Pick out every line holding the string "screenshot" and copy it.

+++ Data section +++

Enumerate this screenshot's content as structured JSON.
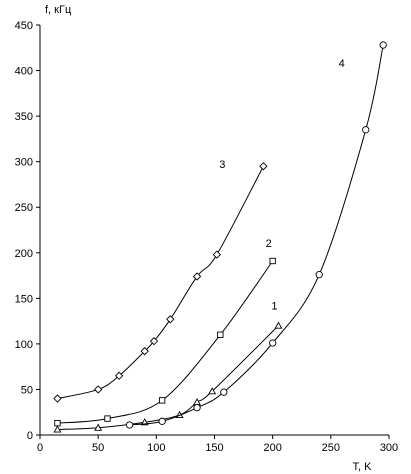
{
  "chart_data": {
    "type": "line",
    "title": "",
    "xlabel": "T, K",
    "ylabel": "f, кГц",
    "xlim": [
      0,
      300
    ],
    "ylim": [
      0,
      450
    ],
    "xticks": [
      "0",
      "50",
      "100",
      "150",
      "200",
      "250",
      "300"
    ],
    "yticks": [
      "0",
      "50",
      "100",
      "150",
      "200",
      "250",
      "300",
      "350",
      "400",
      "450"
    ],
    "grid": false,
    "legend": "none",
    "series": [
      {
        "label": "1",
        "marker": "triangle",
        "points": [
          [
            15,
            6
          ],
          [
            50,
            8
          ],
          [
            90,
            14
          ],
          [
            120,
            22
          ],
          [
            135,
            36
          ],
          [
            148,
            48
          ],
          [
            205,
            120
          ]
        ]
      },
      {
        "label": "2",
        "marker": "square",
        "points": [
          [
            15,
            13
          ],
          [
            58,
            18
          ],
          [
            105,
            38
          ],
          [
            155,
            110
          ],
          [
            200,
            191
          ]
        ]
      },
      {
        "label": "3",
        "marker": "diamond",
        "points": [
          [
            15,
            40
          ],
          [
            50,
            50
          ],
          [
            68,
            65
          ],
          [
            90,
            92
          ],
          [
            98,
            103
          ],
          [
            112,
            127
          ],
          [
            135,
            174
          ],
          [
            152,
            198
          ],
          [
            192,
            295
          ]
        ]
      },
      {
        "label": "4",
        "marker": "circle",
        "points": [
          [
            77,
            11
          ],
          [
            105,
            15
          ],
          [
            135,
            30
          ],
          [
            158,
            47
          ],
          [
            200,
            101
          ],
          [
            240,
            176
          ],
          [
            280,
            335
          ],
          [
            295,
            428
          ]
        ]
      }
    ]
  }
}
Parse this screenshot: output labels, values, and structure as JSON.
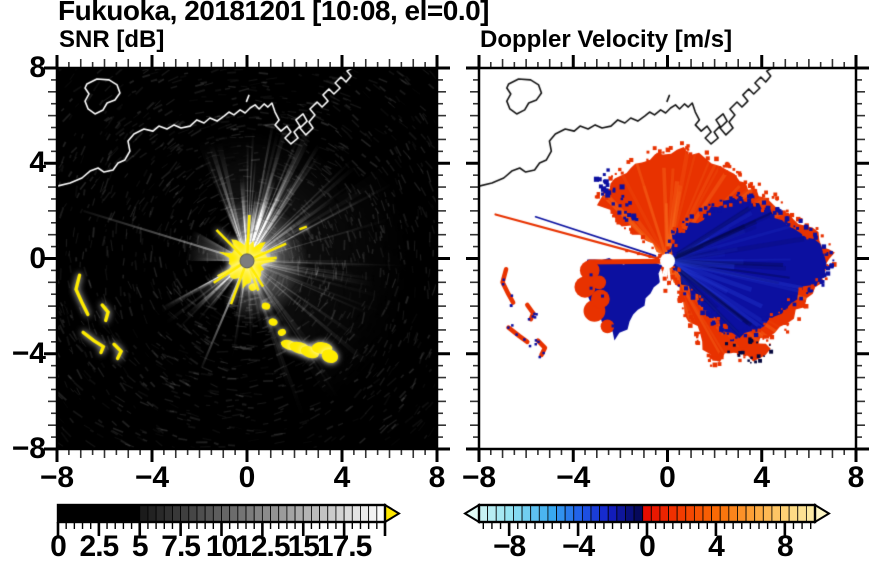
{
  "title": "Fukuoka, 20181201 [10:08, el=0.0]",
  "panels": {
    "snr": {
      "label": "SNR [dB]",
      "x_tick_labels": [
        "−8",
        "−4",
        "0",
        "4",
        "8"
      ],
      "x_tick_values": [
        -8,
        -4,
        0,
        4,
        8
      ],
      "y_tick_labels": [
        "8",
        "4",
        "0",
        "−4",
        "−8"
      ],
      "y_tick_values": [
        8,
        4,
        0,
        -4,
        -8
      ]
    },
    "vel": {
      "label": "Doppler Velocity [m/s]",
      "x_tick_labels": [
        "−8",
        "−4",
        "0",
        "4",
        "8"
      ],
      "x_tick_values": [
        -8,
        -4,
        0,
        4,
        8
      ]
    }
  },
  "colorbars": {
    "snr": {
      "tick_labels": [
        "0",
        "2.5",
        "5",
        "7.5",
        "10",
        "12.5",
        "15",
        "17.5"
      ],
      "tick_values": [
        0,
        2.5,
        5,
        7.5,
        10,
        12.5,
        15,
        17.5
      ],
      "min": 0,
      "max": 20,
      "cell_step": 0.5,
      "ramp_start": 5,
      "low_color": "#000000",
      "high_color": "#ffffff",
      "overflow_color": "#ffe800"
    },
    "vel": {
      "tick_labels": [
        "−8",
        "−4",
        "0",
        "4",
        "8"
      ],
      "tick_values": [
        -8,
        -4,
        0,
        4,
        8
      ],
      "min": -9.75,
      "max": 9.75,
      "cell_step": 0.5,
      "stops_neg": [
        [
          0,
          "#d8f6f3"
        ],
        [
          0.22,
          "#8fe2f2"
        ],
        [
          0.45,
          "#38a8f0"
        ],
        [
          0.62,
          "#1f5ae8"
        ],
        [
          0.78,
          "#1420c8"
        ],
        [
          0.92,
          "#070c6e"
        ],
        [
          1,
          "#03043a"
        ]
      ],
      "stops_pos": [
        [
          0,
          "#e60c00"
        ],
        [
          0.2,
          "#f23c00"
        ],
        [
          0.42,
          "#fa6e06"
        ],
        [
          0.62,
          "#fda43a"
        ],
        [
          0.82,
          "#fed67c"
        ],
        [
          1,
          "#fcf2b0"
        ]
      ],
      "arrow_neg": "#e2fbf6",
      "arrow_pos": "#fdf6c4"
    }
  },
  "chart_data": [
    {
      "type": "heatmap",
      "title": "SNR [dB]",
      "units": "dB",
      "xlim": [
        -8,
        8
      ],
      "ylim": [
        -8,
        8
      ],
      "radar_center": [
        0,
        -0.1
      ],
      "colorbar": {
        "min": 0,
        "max": 20,
        "ticks": [
          0,
          2.5,
          5,
          7.5,
          10,
          12.5,
          15,
          17.5
        ],
        "scheme": "black-to-white",
        "overflow": "yellow"
      },
      "coastline": {
        "shore": [
          [
            -8,
            3.04
          ],
          [
            -7.45,
            3.17
          ],
          [
            -6.95,
            3.38
          ],
          [
            -6.61,
            3.67
          ],
          [
            -6.27,
            3.8
          ],
          [
            -6.02,
            3.63
          ],
          [
            -5.64,
            3.72
          ],
          [
            -5.43,
            4.01
          ],
          [
            -5.14,
            4.14
          ],
          [
            -4.93,
            4.51
          ],
          [
            -5.01,
            4.93
          ],
          [
            -4.76,
            5.23
          ],
          [
            -4.34,
            5.44
          ],
          [
            -3.96,
            5.35
          ],
          [
            -3.71,
            5.56
          ],
          [
            -3.37,
            5.44
          ],
          [
            -3.07,
            5.61
          ],
          [
            -2.78,
            5.48
          ],
          [
            -2.4,
            5.56
          ],
          [
            -2.11,
            5.82
          ],
          [
            -1.81,
            5.69
          ],
          [
            -1.56,
            5.9
          ],
          [
            -1.26,
            5.77
          ],
          [
            -0.97,
            5.98
          ],
          [
            -0.76,
            6.15
          ],
          [
            -0.55,
            6.03
          ],
          [
            -0.29,
            6.24
          ],
          [
            -0.08,
            6.11
          ],
          [
            0.13,
            6.32
          ],
          [
            0.34,
            6.45
          ],
          [
            0.51,
            6.28
          ],
          [
            0.72,
            6.49
          ],
          [
            0.88,
            6.36
          ],
          [
            1.05,
            6.53
          ],
          [
            1.18,
            6.15
          ],
          [
            1.35,
            5.82
          ],
          [
            1.18,
            5.61
          ],
          [
            1.43,
            5.35
          ],
          [
            1.68,
            5.56
          ],
          [
            1.85,
            5.31
          ],
          [
            1.6,
            5.06
          ],
          [
            1.85,
            4.81
          ],
          [
            2.15,
            5.06
          ],
          [
            1.98,
            5.31
          ],
          [
            2.23,
            5.56
          ],
          [
            2.06,
            5.82
          ],
          [
            2.36,
            6.07
          ],
          [
            2.53,
            5.77
          ],
          [
            2.23,
            5.48
          ],
          [
            2.48,
            5.19
          ],
          [
            2.78,
            5.48
          ],
          [
            2.61,
            5.73
          ],
          [
            2.86,
            6.03
          ],
          [
            2.65,
            6.28
          ],
          [
            2.95,
            6.57
          ],
          [
            3.16,
            6.36
          ],
          [
            3.41,
            6.61
          ],
          [
            3.2,
            6.87
          ],
          [
            3.45,
            7.12
          ],
          [
            3.66,
            6.91
          ],
          [
            3.92,
            7.16
          ],
          [
            3.71,
            7.37
          ],
          [
            3.96,
            7.62
          ],
          [
            4.17,
            7.41
          ],
          [
            4.38,
            7.66
          ],
          [
            4.21,
            7.87
          ],
          [
            4.42,
            8
          ]
        ],
        "island": [
          [
            -6.74,
            7.33
          ],
          [
            -6.32,
            7.54
          ],
          [
            -5.81,
            7.5
          ],
          [
            -5.47,
            7.29
          ],
          [
            -5.35,
            6.95
          ],
          [
            -5.56,
            6.66
          ],
          [
            -5.89,
            6.53
          ],
          [
            -6.06,
            6.24
          ],
          [
            -6.4,
            6.07
          ],
          [
            -6.69,
            6.28
          ],
          [
            -6.82,
            6.61
          ],
          [
            -6.65,
            6.91
          ],
          [
            -6.82,
            7.16
          ]
        ],
        "islet": [
          [
            -0.02,
            6.6
          ],
          [
            0.08,
            6.85
          ]
        ]
      },
      "features": {
        "ray_sectors": [
          {
            "a0": -113,
            "a1": -35,
            "n": 46,
            "rmin": 2.5,
            "rmax": 6.2,
            "alpha": 0.5
          },
          {
            "a0": -35,
            "a1": 75,
            "n": 32,
            "rmin": 2.0,
            "rmax": 7.0,
            "alpha": 0.25
          },
          {
            "a0": 75,
            "a1": 102,
            "n": 9,
            "rmin": 1.5,
            "rmax": 4.5,
            "alpha": 0.22
          },
          {
            "a0": 127,
            "a1": 152,
            "n": 13,
            "rmin": 2.0,
            "rmax": 5.4,
            "alpha": 0.38
          },
          {
            "a0": -180,
            "a1": -150,
            "n": 5,
            "rmin": 1.2,
            "rmax": 3.4,
            "alpha": 0.14
          }
        ],
        "blocked_sectors": [
          [
            -150,
            -113
          ],
          [
            152,
            180
          ],
          [
            102,
            127
          ]
        ],
        "thin_rays": [
          {
            "angle": -163,
            "r": 7.2,
            "alpha": 0.55
          },
          {
            "angle": 113,
            "r": 4.9,
            "alpha": 0.8
          }
        ],
        "glow_sectors": [
          {
            "a0": -113,
            "a1": -35,
            "r": 5.5,
            "alpha": 0.13
          },
          {
            "a0": -35,
            "a1": 60,
            "r": 7.0,
            "alpha": 0.08
          }
        ],
        "center_glow": {
          "r": 2.6,
          "alpha": 0.5
        },
        "center_echo": {
          "color": "#ffec00",
          "r_min": 0.45,
          "r_max": 1.7,
          "spikes": 40
        },
        "echo_trail": [
          [
            0.25,
            -1.2
          ],
          [
            0.8,
            -2.0
          ],
          [
            1.1,
            -2.67
          ],
          [
            1.47,
            -3.1
          ],
          [
            1.77,
            -3.63
          ],
          [
            2.23,
            -3.76
          ],
          [
            2.65,
            -3.93
          ],
          [
            3.16,
            -3.76
          ],
          [
            3.49,
            -4.1
          ]
        ],
        "echo_arcs": [
          [
            [
              -7.05,
              -0.7
            ],
            [
              -7.2,
              -1.3
            ],
            [
              -6.95,
              -1.85
            ],
            [
              -6.7,
              -2.35
            ]
          ],
          [
            [
              -6.1,
              -1.95
            ],
            [
              -5.85,
              -2.25
            ],
            [
              -5.95,
              -2.6
            ]
          ],
          [
            [
              -6.9,
              -3.1
            ],
            [
              -6.45,
              -3.45
            ],
            [
              -6.05,
              -3.7
            ],
            [
              -6.15,
              -3.95
            ]
          ],
          [
            [
              -5.6,
              -3.6
            ],
            [
              -5.3,
              -3.9
            ],
            [
              -5.45,
              -4.2
            ]
          ]
        ],
        "small_echo": [
          2.36,
          1.28
        ],
        "radar_dot_color": "#7d7d7d",
        "coast_color": "#ffffff"
      }
    },
    {
      "type": "heatmap",
      "title": "Doppler Velocity [m/s]",
      "units": "m/s",
      "xlim": [
        -8,
        8
      ],
      "ylim": [
        -8,
        8
      ],
      "radar_center": [
        0,
        -0.1
      ],
      "colorbar": {
        "min": -9.75,
        "max": 9.75,
        "ticks": [
          -8,
          -4,
          0,
          4,
          8
        ],
        "scheme": "diverging cyan-blue-navy / red-orange-yellow"
      },
      "regions": {
        "away_red_blob": [
          [
            -0.15,
            0.15
          ],
          [
            -1.2,
            0.95
          ],
          [
            -2.05,
            1.65
          ],
          [
            -2.9,
            2.35
          ],
          [
            -2.35,
            3.1
          ],
          [
            -1.8,
            3.65
          ],
          [
            -1.1,
            4.05
          ],
          [
            -0.5,
            4.35
          ],
          [
            0.1,
            4.55
          ],
          [
            0.7,
            4.6
          ],
          [
            1.3,
            4.35
          ],
          [
            1.9,
            4.05
          ],
          [
            2.5,
            3.65
          ],
          [
            3.1,
            3.3
          ],
          [
            3.7,
            2.85
          ],
          [
            4.4,
            2.4
          ],
          [
            5.1,
            1.85
          ],
          [
            6.1,
            1.2
          ],
          [
            7.05,
            0.2
          ],
          [
            6.6,
            -0.75
          ],
          [
            6.2,
            -1.5
          ],
          [
            5.5,
            -2.2
          ],
          [
            4.8,
            -2.9
          ],
          [
            4.0,
            -3.45
          ],
          [
            3.2,
            -3.9
          ],
          [
            2.45,
            -4.05
          ],
          [
            1.85,
            -4.35
          ],
          [
            1.45,
            -3.5
          ],
          [
            1.0,
            -2.6
          ],
          [
            0.6,
            -1.8
          ],
          [
            0.3,
            -1.0
          ],
          [
            0.1,
            -0.45
          ]
        ],
        "toward_navy_blob": [
          [
            0.3,
            1.0
          ],
          [
            1.2,
            1.6
          ],
          [
            2.2,
            2.2
          ],
          [
            2.9,
            2.45
          ],
          [
            3.6,
            2.3
          ],
          [
            4.3,
            2.0
          ],
          [
            5.2,
            1.5
          ],
          [
            6.2,
            0.8
          ],
          [
            6.9,
            -0.2
          ],
          [
            6.5,
            -0.95
          ],
          [
            5.8,
            -1.25
          ],
          [
            5.2,
            -1.8
          ],
          [
            4.5,
            -2.4
          ],
          [
            3.8,
            -2.95
          ],
          [
            3.0,
            -3.2
          ],
          [
            2.3,
            -2.9
          ],
          [
            1.8,
            -2.3
          ],
          [
            1.2,
            -1.6
          ],
          [
            0.5,
            -0.8
          ],
          [
            0.25,
            -0.2
          ]
        ],
        "toward_wedge": [
          [
            0.0,
            -0.15
          ],
          [
            -3.4,
            -0.1
          ],
          [
            -3.55,
            -1.0
          ],
          [
            -3.2,
            -1.9
          ],
          [
            -2.6,
            -2.9
          ],
          [
            -2.2,
            -3.4
          ],
          [
            -1.4,
            -2.4
          ],
          [
            -0.6,
            -1.2
          ]
        ],
        "wedge_top_red_stripe": [
          [
            -0.2,
            -0.12
          ],
          [
            -3.3,
            -0.15
          ]
        ],
        "left_red_cluster": [
          [
            -3.3,
            -0.5
          ],
          [
            -3.5,
            -1.2
          ],
          [
            -2.9,
            -1.0
          ],
          [
            -3.1,
            -2.2
          ],
          [
            -2.55,
            -2.85
          ],
          [
            -2.85,
            -1.7
          ]
        ],
        "thin_rays": [
          {
            "color": "#e83200",
            "to": [
              -7.3,
              1.85
            ]
          },
          {
            "color": "#0a10a0",
            "to": [
              -5.6,
              1.75
            ]
          }
        ],
        "navy_speck_band": [
          [
            -2.9,
            3.7
          ],
          [
            -1.6,
            1.85
          ]
        ],
        "white_gap_rays": [
          {
            "angle": 84,
            "len": 2.1
          },
          {
            "angle": 96,
            "len": 2.9
          },
          {
            "angle": 107,
            "len": 2.4
          }
        ],
        "ship_tracks": [
          [
            [
              -6.85,
              -0.45
            ],
            [
              -7.0,
              -1.0
            ],
            [
              -6.75,
              -1.5
            ],
            [
              -6.55,
              -1.85
            ]
          ],
          [
            [
              -5.95,
              -1.95
            ],
            [
              -5.7,
              -2.3
            ],
            [
              -5.8,
              -2.55
            ]
          ],
          [
            [
              -6.75,
              -2.9
            ],
            [
              -6.3,
              -3.25
            ],
            [
              -5.95,
              -3.5
            ]
          ],
          [
            [
              -5.5,
              -3.45
            ],
            [
              -5.2,
              -3.75
            ],
            [
              -5.35,
              -4.05
            ]
          ]
        ],
        "hook": [
          [
            2.6,
            -3.5
          ],
          [
            3.1,
            -3.75
          ],
          [
            3.5,
            -3.55
          ],
          [
            3.9,
            -3.5
          ],
          [
            4.4,
            -3.75
          ],
          [
            4.1,
            -4.0
          ],
          [
            3.6,
            -4.25
          ],
          [
            3.2,
            -4.0
          ],
          [
            2.8,
            -3.95
          ]
        ],
        "colors": {
          "away": "#e83200",
          "away_light": "#ff7c28",
          "toward": "#0c10a0",
          "toward_dark": "#04063c",
          "toward_light": "#2840d8"
        },
        "coast_color": "#111111"
      }
    }
  ]
}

+++

Answer below:
Enumerate this screenshot's content as structured JSON.
Parse this screenshot: output labels, values, and structure as JSON.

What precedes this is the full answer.